[START]

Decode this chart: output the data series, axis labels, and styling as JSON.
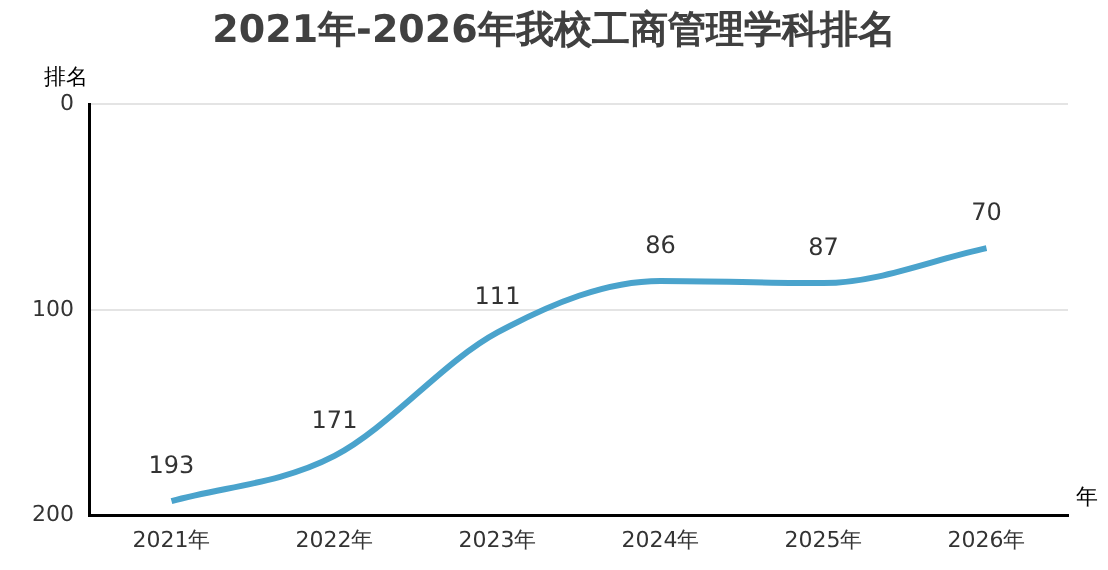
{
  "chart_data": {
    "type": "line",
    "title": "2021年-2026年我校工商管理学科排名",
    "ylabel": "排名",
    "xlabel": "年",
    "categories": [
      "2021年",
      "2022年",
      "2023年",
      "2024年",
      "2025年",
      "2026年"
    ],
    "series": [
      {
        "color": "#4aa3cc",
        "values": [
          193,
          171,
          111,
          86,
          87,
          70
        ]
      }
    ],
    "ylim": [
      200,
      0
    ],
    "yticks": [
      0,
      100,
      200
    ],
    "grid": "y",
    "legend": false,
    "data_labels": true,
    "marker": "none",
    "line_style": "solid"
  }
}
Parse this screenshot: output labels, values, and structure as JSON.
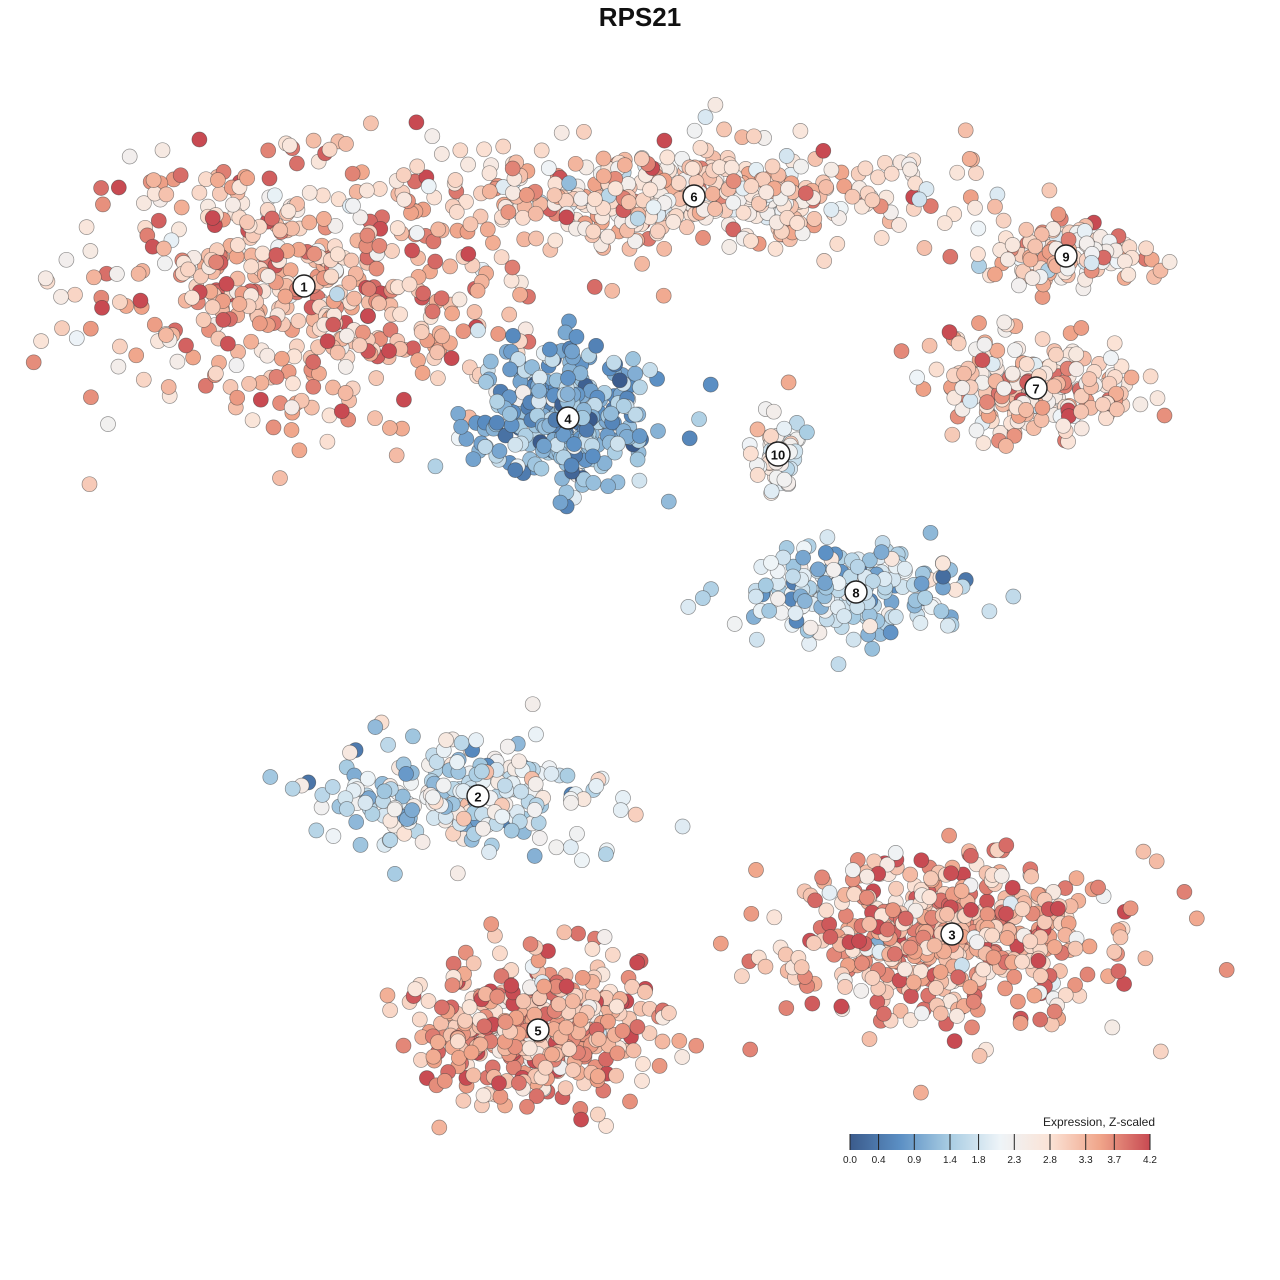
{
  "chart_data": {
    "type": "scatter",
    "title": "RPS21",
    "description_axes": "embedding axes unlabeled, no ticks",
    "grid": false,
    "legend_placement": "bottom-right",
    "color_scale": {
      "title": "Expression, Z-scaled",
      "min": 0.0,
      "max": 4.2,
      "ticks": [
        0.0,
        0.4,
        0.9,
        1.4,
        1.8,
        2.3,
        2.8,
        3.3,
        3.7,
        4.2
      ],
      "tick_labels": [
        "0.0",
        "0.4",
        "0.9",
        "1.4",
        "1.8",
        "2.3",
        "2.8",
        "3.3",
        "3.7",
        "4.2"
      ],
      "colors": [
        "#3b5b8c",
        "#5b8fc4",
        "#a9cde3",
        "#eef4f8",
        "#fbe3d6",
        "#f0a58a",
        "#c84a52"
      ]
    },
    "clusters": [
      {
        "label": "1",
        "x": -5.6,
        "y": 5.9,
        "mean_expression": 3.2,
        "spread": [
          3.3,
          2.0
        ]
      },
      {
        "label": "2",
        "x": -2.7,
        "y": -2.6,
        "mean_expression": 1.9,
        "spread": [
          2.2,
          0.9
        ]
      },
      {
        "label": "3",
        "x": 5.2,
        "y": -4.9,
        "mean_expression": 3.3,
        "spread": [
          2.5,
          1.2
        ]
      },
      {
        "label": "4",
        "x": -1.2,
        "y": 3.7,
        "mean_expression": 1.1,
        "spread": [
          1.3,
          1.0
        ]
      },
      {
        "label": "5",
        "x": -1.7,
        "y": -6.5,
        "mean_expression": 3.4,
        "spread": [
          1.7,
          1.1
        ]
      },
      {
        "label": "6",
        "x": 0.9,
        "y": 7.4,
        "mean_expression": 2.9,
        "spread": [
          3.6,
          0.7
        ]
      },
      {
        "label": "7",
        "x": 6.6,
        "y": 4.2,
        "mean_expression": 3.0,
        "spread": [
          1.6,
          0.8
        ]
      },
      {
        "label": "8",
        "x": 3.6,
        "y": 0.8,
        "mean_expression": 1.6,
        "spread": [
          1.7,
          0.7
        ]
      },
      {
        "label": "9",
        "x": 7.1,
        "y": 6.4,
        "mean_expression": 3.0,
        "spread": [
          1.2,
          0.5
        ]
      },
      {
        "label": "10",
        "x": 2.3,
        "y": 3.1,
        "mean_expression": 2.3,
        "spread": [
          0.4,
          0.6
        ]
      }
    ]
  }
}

[END]

→ Requirements
Among the entries above, identify all lines with "values" and copy them.

→ Solution to the exercise
        "values": [
Parse this screenshot: output labels, values, and structure as JSON.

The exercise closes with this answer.